*Extracted information*:

──────────

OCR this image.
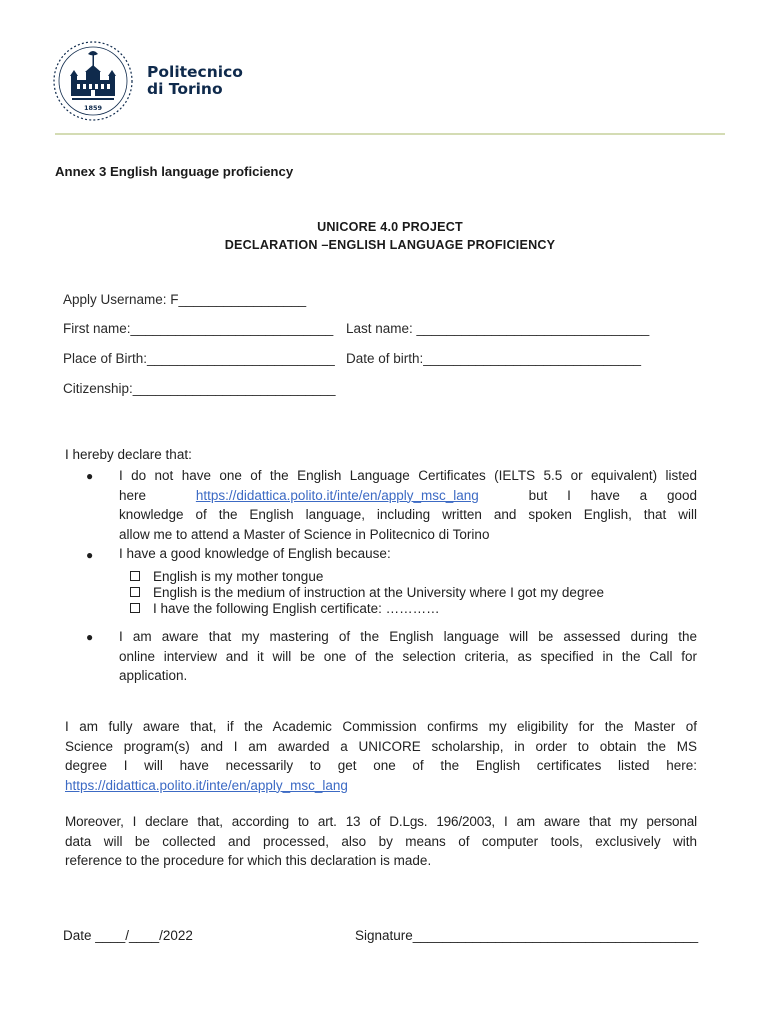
1859
Politecnico
di Torino
Annex 3 English language proficiency
UNICORE 4.0 PROJECT
DECLARATION –ENGLISH LANGUAGE PROFICIENCY
Apply Username: F_________________
First name:___________________________ Last name: _______________________________
Place of Birth:_________________________ Date of birth:_____________________________
Citizenship:___________________________
I hereby declare that:
● I do not have one of the English Language Certificates (IELTS 5.5 or equivalent) listed
here	https://didattica.polito.it/inte/en/apply_msc_lang	but I have a good
knowledge of the English language, including written and spoken English, that will
allow me to attend a Master of Science in Politecnico di Torino
● I have a good knowledge of English because:
English is my mother tongue
English is the medium of instruction at the University where I got my degree
I have the following English certificate: …………
● I am aware that my mastering of the English language will be assessed during the
online interview and it will be one of the selection criteria, as specified in the Call for
application.
I am fully aware that, if the Academic Commission confirms my eligibility for the Master of
Science program(s) and I am awarded a UNICORE scholarship, in order to obtain the MS
degree I will have necessarily to get one of the English certificates listed here:
https://didattica.polito.it/inte/en/apply_msc_lang
Moreover, I declare that, according to art. 13 of D.Lgs. 196/2003, I am aware that my personal
data will be collected and processed, also by means of computer tools, exclusively with
reference to the procedure for which this declaration is made.
Date ____/____/2022	Signature______________________________________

──────────

*Written task*: From the listing, extract all text exactly as given and drop any picture.

*Answer to the exercise*:
OCR this image.
1859
Politecnico
di Torino
Annex 3 English language proficiency
UNICORE 4.0 PROJECT
DECLARATION –ENGLISH LANGUAGE PROFICIENCY
Apply Username: F_________________
First name:___________________________ Last name: _______________________________
Place of Birth:_________________________ Date of birth:_____________________________
Citizenship:___________________________
I hereby declare that:
● I do not have one of the English Language Certificates (IELTS 5.5 or equivalent) listed
here	https://didattica.polito.it/inte/en/apply_msc_lang	but I have a good
knowledge of the English language, including written and spoken English, that will
allow me to attend a Master of Science in Politecnico di Torino
● I have a good knowledge of English because:
English is my mother tongue
English is the medium of instruction at the University where I got my degree
I have the following English certificate: …………
● I am aware that my mastering of the English language will be assessed during the
online interview and it will be one of the selection criteria, as specified in the Call for
application.
I am fully aware that, if the Academic Commission confirms my eligibility for the Master of
Science program(s) and I am awarded a UNICORE scholarship, in order to obtain the MS
degree I will have necessarily to get one of the English certificates listed here:
https://didattica.polito.it/inte/en/apply_msc_lang
Moreover, I declare that, according to art. 13 of D.Lgs. 196/2003, I am aware that my personal
data will be collected and processed, also by means of computer tools, exclusively with
reference to the procedure for which this declaration is made.
Date ____/____/2022	Signature______________________________________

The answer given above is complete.